What is needed
Set down the full listing exactly as given. Any pictures are to be left out.

++++ Exercise input ++++

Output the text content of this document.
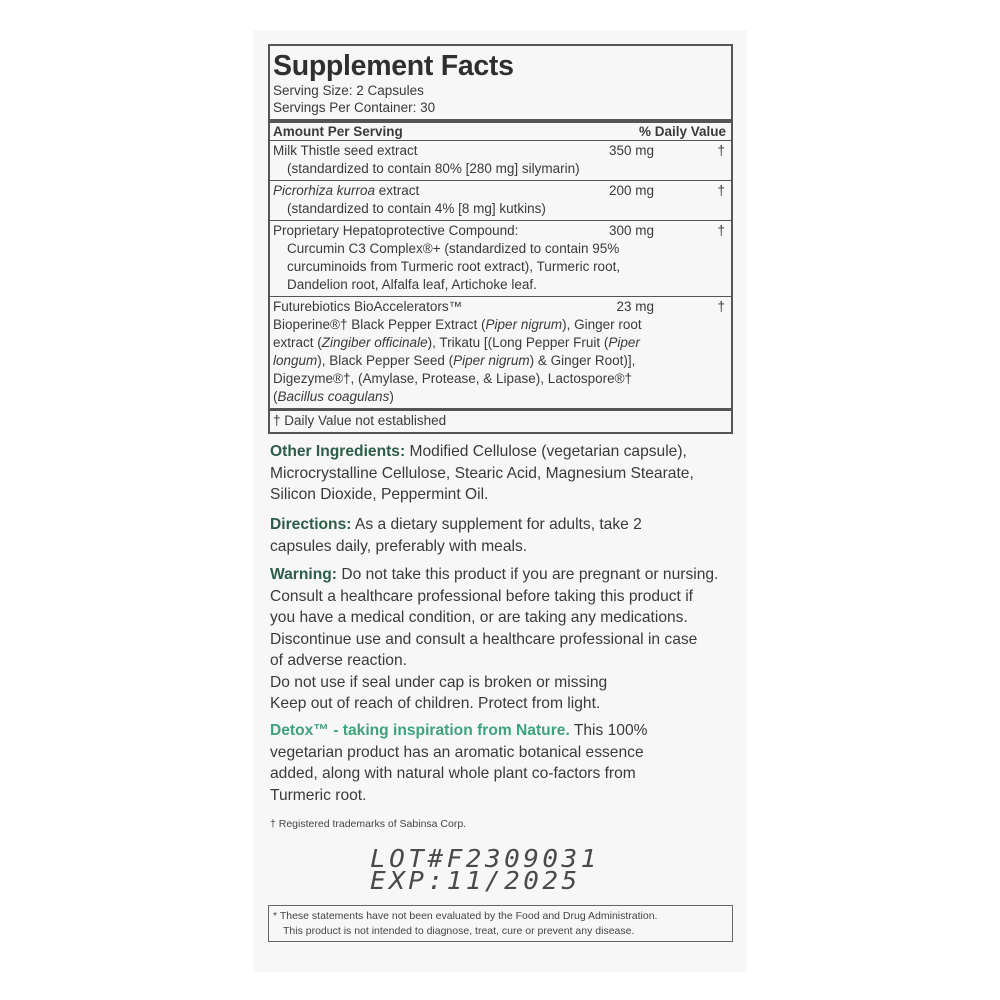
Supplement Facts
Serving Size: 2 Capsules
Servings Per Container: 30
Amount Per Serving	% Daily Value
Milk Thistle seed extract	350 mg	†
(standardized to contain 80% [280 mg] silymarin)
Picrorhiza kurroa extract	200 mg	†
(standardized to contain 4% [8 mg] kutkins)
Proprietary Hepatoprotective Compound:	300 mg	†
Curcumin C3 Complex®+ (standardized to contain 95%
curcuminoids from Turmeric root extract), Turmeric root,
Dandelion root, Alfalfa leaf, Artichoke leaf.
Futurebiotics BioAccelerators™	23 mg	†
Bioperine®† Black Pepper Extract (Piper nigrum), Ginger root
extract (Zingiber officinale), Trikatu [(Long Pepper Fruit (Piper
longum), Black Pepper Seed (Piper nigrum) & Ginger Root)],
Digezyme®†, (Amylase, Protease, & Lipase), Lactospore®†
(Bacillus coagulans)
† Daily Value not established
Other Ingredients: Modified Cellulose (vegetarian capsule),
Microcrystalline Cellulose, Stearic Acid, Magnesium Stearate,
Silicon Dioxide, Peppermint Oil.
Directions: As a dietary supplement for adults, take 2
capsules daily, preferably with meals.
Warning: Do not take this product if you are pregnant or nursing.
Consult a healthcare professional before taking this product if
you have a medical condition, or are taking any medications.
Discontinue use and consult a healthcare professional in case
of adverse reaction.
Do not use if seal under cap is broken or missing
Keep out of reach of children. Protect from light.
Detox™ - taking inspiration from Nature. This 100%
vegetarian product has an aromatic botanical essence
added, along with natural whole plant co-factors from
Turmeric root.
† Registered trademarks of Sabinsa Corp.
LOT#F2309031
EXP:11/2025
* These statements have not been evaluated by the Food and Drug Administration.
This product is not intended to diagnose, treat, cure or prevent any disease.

++++

Solution for this exercise
Output the text content of this document.
Supplement Facts
Serving Size: 2 Capsules
Servings Per Container: 30
Amount Per Serving	% Daily Value
Milk Thistle seed extract	350 mg	†
(standardized to contain 80% [280 mg] silymarin)
Picrorhiza kurroa extract	200 mg	†
(standardized to contain 4% [8 mg] kutkins)
Proprietary Hepatoprotective Compound:	300 mg	†
Curcumin C3 Complex®+ (standardized to contain 95%
curcuminoids from Turmeric root extract), Turmeric root,
Dandelion root, Alfalfa leaf, Artichoke leaf.
Futurebiotics BioAccelerators™	23 mg	†
Bioperine®† Black Pepper Extract (Piper nigrum), Ginger root
extract (Zingiber officinale), Trikatu [(Long Pepper Fruit (Piper
longum), Black Pepper Seed (Piper nigrum) & Ginger Root)],
Digezyme®†, (Amylase, Protease, & Lipase), Lactospore®†
(Bacillus coagulans)
† Daily Value not established
Other Ingredients: Modified Cellulose (vegetarian capsule),
Microcrystalline Cellulose, Stearic Acid, Magnesium Stearate,
Silicon Dioxide, Peppermint Oil.
Directions: As a dietary supplement for adults, take 2
capsules daily, preferably with meals.
Warning: Do not take this product if you are pregnant or nursing.
Consult a healthcare professional before taking this product if
you have a medical condition, or are taking any medications.
Discontinue use and consult a healthcare professional in case
of adverse reaction.
Do not use if seal under cap is broken or missing
Keep out of reach of children. Protect from light.
Detox™ - taking inspiration from Nature. This 100%
vegetarian product has an aromatic botanical essence
added, along with natural whole plant co-factors from
Turmeric root.
† Registered trademarks of Sabinsa Corp.
LOT#F2309031
EXP:11/2025
* These statements have not been evaluated by the Food and Drug Administration.
This product is not intended to diagnose, treat, cure or prevent any disease.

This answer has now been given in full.